# Exercise prompt
How many lines in the records below hold the string "said"? Please answer with the number and nothing more.
>> BEGIN Record extracts
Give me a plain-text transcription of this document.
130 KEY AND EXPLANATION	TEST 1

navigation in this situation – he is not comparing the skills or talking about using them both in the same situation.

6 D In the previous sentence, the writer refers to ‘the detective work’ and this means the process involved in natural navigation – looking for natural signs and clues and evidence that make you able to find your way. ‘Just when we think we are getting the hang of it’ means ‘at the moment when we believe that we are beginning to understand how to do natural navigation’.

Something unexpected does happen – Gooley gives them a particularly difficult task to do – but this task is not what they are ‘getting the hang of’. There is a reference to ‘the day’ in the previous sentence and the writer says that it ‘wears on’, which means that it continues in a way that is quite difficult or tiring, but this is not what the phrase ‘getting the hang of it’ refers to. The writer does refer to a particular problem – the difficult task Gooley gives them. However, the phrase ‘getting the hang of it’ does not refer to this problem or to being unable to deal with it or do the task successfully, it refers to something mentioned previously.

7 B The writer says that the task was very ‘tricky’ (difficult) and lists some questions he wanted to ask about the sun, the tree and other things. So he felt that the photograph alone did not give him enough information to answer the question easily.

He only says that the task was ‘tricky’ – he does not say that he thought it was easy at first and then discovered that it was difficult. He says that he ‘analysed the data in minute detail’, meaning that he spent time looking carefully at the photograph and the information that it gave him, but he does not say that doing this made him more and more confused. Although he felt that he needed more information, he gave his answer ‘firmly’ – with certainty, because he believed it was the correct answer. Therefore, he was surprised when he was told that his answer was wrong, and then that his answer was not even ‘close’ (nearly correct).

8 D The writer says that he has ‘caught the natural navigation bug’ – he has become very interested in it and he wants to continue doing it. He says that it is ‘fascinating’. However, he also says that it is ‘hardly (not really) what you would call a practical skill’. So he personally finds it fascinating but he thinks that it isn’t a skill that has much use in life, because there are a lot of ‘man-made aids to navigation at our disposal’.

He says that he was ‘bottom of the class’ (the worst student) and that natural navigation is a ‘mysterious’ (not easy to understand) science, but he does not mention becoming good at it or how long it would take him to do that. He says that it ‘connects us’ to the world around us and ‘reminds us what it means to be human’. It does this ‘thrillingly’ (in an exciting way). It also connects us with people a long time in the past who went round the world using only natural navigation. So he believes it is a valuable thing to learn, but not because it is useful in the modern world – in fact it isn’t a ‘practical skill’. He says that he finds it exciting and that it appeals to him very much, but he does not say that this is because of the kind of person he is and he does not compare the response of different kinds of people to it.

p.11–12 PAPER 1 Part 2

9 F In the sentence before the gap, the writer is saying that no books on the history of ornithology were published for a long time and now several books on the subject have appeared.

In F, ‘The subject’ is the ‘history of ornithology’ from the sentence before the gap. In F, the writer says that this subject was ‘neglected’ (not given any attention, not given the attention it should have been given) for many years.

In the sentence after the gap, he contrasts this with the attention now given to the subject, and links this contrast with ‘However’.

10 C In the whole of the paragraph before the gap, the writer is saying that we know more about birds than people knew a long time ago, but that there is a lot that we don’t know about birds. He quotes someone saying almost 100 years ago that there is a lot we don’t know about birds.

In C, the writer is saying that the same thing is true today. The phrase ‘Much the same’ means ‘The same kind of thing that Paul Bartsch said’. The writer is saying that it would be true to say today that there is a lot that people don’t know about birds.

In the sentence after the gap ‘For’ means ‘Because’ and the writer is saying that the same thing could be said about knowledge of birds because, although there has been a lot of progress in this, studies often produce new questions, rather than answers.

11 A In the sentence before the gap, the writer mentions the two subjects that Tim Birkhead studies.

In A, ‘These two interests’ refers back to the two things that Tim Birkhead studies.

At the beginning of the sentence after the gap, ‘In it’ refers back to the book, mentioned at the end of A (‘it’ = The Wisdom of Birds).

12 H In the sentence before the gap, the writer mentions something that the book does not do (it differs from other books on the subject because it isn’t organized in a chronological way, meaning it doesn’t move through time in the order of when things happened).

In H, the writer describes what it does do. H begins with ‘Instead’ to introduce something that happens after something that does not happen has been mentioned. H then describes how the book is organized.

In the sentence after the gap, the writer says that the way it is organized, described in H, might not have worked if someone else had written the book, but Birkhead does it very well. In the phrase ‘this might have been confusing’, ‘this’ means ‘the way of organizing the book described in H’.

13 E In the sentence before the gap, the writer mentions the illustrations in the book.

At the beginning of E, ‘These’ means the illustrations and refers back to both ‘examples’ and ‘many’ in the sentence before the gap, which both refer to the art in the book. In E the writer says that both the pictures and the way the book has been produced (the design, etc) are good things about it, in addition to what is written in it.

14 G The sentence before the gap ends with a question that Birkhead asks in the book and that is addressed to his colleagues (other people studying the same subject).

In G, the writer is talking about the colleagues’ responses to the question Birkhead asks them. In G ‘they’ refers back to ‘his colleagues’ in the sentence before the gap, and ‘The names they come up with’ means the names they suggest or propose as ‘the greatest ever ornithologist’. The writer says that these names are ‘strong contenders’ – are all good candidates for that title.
>> END Record extracts
# Solution below
2